-------- Listing --------

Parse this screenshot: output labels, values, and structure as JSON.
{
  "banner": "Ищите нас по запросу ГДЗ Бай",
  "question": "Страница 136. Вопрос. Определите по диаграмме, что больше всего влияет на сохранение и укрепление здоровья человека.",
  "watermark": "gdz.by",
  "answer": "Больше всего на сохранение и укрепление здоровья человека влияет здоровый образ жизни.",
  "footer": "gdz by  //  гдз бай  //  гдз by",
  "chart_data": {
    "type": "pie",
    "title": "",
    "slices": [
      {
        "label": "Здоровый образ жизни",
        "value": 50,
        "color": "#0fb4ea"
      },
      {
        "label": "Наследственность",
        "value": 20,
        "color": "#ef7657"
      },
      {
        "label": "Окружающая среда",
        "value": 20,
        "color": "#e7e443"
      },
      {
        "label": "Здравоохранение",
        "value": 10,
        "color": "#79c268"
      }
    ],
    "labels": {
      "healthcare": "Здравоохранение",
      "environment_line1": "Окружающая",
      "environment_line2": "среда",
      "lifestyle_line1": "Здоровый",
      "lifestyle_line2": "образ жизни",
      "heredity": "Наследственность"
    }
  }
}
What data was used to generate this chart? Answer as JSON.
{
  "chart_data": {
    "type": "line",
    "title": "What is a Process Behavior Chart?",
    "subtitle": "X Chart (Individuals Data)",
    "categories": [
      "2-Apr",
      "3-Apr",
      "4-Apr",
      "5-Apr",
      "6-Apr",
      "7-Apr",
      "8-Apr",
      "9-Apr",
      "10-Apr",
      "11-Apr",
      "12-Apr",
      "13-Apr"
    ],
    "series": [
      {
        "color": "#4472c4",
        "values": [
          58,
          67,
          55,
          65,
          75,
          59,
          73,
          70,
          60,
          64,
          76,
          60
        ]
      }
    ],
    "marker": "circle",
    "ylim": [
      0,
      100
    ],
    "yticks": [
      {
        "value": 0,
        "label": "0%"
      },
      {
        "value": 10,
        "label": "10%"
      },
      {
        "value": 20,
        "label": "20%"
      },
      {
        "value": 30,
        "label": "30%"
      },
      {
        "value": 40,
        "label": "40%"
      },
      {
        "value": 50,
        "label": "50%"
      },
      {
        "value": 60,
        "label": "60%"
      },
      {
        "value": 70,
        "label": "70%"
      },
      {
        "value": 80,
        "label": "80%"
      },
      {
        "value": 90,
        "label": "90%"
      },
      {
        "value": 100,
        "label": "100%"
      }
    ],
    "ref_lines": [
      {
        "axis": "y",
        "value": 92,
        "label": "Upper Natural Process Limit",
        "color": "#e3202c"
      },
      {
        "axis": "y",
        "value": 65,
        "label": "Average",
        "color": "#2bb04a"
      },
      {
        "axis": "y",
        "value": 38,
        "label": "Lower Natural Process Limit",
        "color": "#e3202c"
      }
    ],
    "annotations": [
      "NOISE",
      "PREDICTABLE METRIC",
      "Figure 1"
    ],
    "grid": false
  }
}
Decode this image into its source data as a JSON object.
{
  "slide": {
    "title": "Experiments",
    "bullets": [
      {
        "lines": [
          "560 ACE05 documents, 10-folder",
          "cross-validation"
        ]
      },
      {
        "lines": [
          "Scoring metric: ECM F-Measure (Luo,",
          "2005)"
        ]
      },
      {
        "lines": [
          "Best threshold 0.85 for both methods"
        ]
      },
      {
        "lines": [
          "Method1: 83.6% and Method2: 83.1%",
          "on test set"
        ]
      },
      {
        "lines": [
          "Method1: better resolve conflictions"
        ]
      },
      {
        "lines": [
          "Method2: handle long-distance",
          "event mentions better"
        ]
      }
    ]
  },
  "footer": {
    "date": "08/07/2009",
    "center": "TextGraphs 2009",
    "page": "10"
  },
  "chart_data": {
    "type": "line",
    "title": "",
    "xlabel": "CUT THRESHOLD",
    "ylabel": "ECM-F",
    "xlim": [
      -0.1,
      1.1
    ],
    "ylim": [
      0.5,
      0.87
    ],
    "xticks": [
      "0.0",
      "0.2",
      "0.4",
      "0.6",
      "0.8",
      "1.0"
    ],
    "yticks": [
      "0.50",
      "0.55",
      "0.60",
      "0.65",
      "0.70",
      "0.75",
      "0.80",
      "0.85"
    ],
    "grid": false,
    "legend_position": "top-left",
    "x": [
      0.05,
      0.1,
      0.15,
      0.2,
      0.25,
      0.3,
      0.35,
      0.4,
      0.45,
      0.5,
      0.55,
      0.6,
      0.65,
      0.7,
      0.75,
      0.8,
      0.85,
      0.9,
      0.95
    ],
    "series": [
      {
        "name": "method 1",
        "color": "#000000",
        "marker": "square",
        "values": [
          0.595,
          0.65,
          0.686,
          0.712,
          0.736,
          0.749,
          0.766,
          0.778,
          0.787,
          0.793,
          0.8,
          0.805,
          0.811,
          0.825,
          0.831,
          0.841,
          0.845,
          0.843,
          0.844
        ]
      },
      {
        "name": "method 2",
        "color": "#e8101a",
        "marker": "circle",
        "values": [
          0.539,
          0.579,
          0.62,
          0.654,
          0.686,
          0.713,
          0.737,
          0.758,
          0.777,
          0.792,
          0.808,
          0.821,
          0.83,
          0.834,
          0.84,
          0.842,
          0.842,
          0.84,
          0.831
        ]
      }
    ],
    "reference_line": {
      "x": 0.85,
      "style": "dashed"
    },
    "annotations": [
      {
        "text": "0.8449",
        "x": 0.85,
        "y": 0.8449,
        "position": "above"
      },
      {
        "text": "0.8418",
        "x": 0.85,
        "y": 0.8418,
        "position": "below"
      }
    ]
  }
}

--------

_Required work:_ Each record should come back exactly as written.

_Answer to the problem:_
Parse this screenshot: output labels, values, and structure as JSON.
{
  "banner": "Ищите нас по запросу ГДЗ Бай",
  "question": "Страница 136. Вопрос. Определите по диаграмме, что больше всего влияет на сохранение и укрепление здоровья человека.",
  "watermark": "gdz.by",
  "answer": "Больше всего на сохранение и укрепление здоровья человека влияет здоровый образ жизни.",
  "footer": "gdz by  //  гдз бай  //  гдз by",
  "chart_data": {
    "type": "pie",
    "title": "",
    "slices": [
      {
        "label": "Здоровый образ жизни",
        "value": 50,
        "color": "#0fb4ea"
      },
      {
        "label": "Наследственность",
        "value": 20,
        "color": "#ef7657"
      },
      {
        "label": "Окружающая среда",
        "value": 20,
        "color": "#e7e443"
      },
      {
        "label": "Здравоохранение",
        "value": 10,
        "color": "#79c268"
      }
    ],
    "labels": {
      "healthcare": "Здравоохранение",
      "environment_line1": "Окружающая",
      "environment_line2": "среда",
      "lifestyle_line1": "Здоровый",
      "lifestyle_line2": "образ жизни",
      "heredity": "Наследственность"
    }
  }
}
What data was used to generate this chart? Answer as JSON.
{
  "chart_data": {
    "type": "line",
    "title": "What is a Process Behavior Chart?",
    "subtitle": "X Chart (Individuals Data)",
    "categories": [
      "2-Apr",
      "3-Apr",
      "4-Apr",
      "5-Apr",
      "6-Apr",
      "7-Apr",
      "8-Apr",
      "9-Apr",
      "10-Apr",
      "11-Apr",
      "12-Apr",
      "13-Apr"
    ],
    "series": [
      {
        "color": "#4472c4",
        "values": [
          58,
          67,
          55,
          65,
          75,
          59,
          73,
          70,
          60,
          64,
          76,
          60
        ]
      }
    ],
    "marker": "circle",
    "ylim": [
      0,
      100
    ],
    "yticks": [
      {
        "value": 0,
        "label": "0%"
      },
      {
        "value": 10,
        "label": "10%"
      },
      {
        "value": 20,
        "label": "20%"
      },
      {
        "value": 30,
        "label": "30%"
      },
      {
        "value": 40,
        "label": "40%"
      },
      {
        "value": 50,
        "label": "50%"
      },
      {
        "value": 60,
        "label": "60%"
      },
      {
        "value": 70,
        "label": "70%"
      },
      {
        "value": 80,
        "label": "80%"
      },
      {
        "value": 90,
        "label": "90%"
      },
      {
        "value": 100,
        "label": "100%"
      }
    ],
    "ref_lines": [
      {
        "axis": "y",
        "value": 92,
        "label": "Upper Natural Process Limit",
        "color": "#e3202c"
      },
      {
        "axis": "y",
        "value": 65,
        "label": "Average",
        "color": "#2bb04a"
      },
      {
        "axis": "y",
        "value": 38,
        "label": "Lower Natural Process Limit",
        "color": "#e3202c"
      }
    ],
    "annotations": [
      "NOISE",
      "PREDICTABLE METRIC",
      "Figure 1"
    ],
    "grid": false
  }
}
Decode this image into its source data as a JSON object.
{
  "slide": {
    "title": "Experiments",
    "bullets": [
      {
        "lines": [
          "560 ACE05 documents, 10-folder",
          "cross-validation"
        ]
      },
      {
        "lines": [
          "Scoring metric: ECM F-Measure (Luo,",
          "2005)"
        ]
      },
      {
        "lines": [
          "Best threshold 0.85 for both methods"
        ]
      },
      {
        "lines": [
          "Method1: 83.6% and Method2: 83.1%",
          "on test set"
        ]
      },
      {
        "lines": [
          "Method1: better resolve conflictions"
        ]
      },
      {
        "lines": [
          "Method2: handle long-distance",
          "event mentions better"
        ]
      }
    ]
  },
  "footer": {
    "date": "08/07/2009",
    "center": "TextGraphs 2009",
    "page": "10"
  },
  "chart_data": {
    "type": "line",
    "title": "",
    "xlabel": "CUT THRESHOLD",
    "ylabel": "ECM-F",
    "xlim": [
      -0.1,
      1.1
    ],
    "ylim": [
      0.5,
      0.87
    ],
    "xticks": [
      "0.0",
      "0.2",
      "0.4",
      "0.6",
      "0.8",
      "1.0"
    ],
    "yticks": [
      "0.50",
      "0.55",
      "0.60",
      "0.65",
      "0.70",
      "0.75",
      "0.80",
      "0.85"
    ],
    "grid": false,
    "legend_position": "top-left",
    "x": [
      0.05,
      0.1,
      0.15,
      0.2,
      0.25,
      0.3,
      0.35,
      0.4,
      0.45,
      0.5,
      0.55,
      0.6,
      0.65,
      0.7,
      0.75,
      0.8,
      0.85,
      0.9,
      0.95
    ],
    "series": [
      {
        "name": "method 1",
        "color": "#000000",
        "marker": "square",
        "values": [
          0.595,
          0.65,
          0.686,
          0.712,
          0.736,
          0.749,
          0.766,
          0.778,
          0.787,
          0.793,
          0.8,
          0.805,
          0.811,
          0.825,
          0.831,
          0.841,
          0.845,
          0.843,
          0.844
        ]
      },
      {
        "name": "method 2",
        "color": "#e8101a",
        "marker": "circle",
        "values": [
          0.539,
          0.579,
          0.62,
          0.654,
          0.686,
          0.713,
          0.737,
          0.758,
          0.777,
          0.792,
          0.808,
          0.821,
          0.83,
          0.834,
          0.84,
          0.842,
          0.842,
          0.84,
          0.831
        ]
      }
    ],
    "reference_line": {
      "x": 0.85,
      "style": "dashed"
    },
    "annotations": [
      {
        "text": "0.8449",
        "x": 0.85,
        "y": 0.8449,
        "position": "above"
      },
      {
        "text": "0.8418",
        "x": 0.85,
        "y": 0.8418,
        "position": "below"
      }
    ]
  }
}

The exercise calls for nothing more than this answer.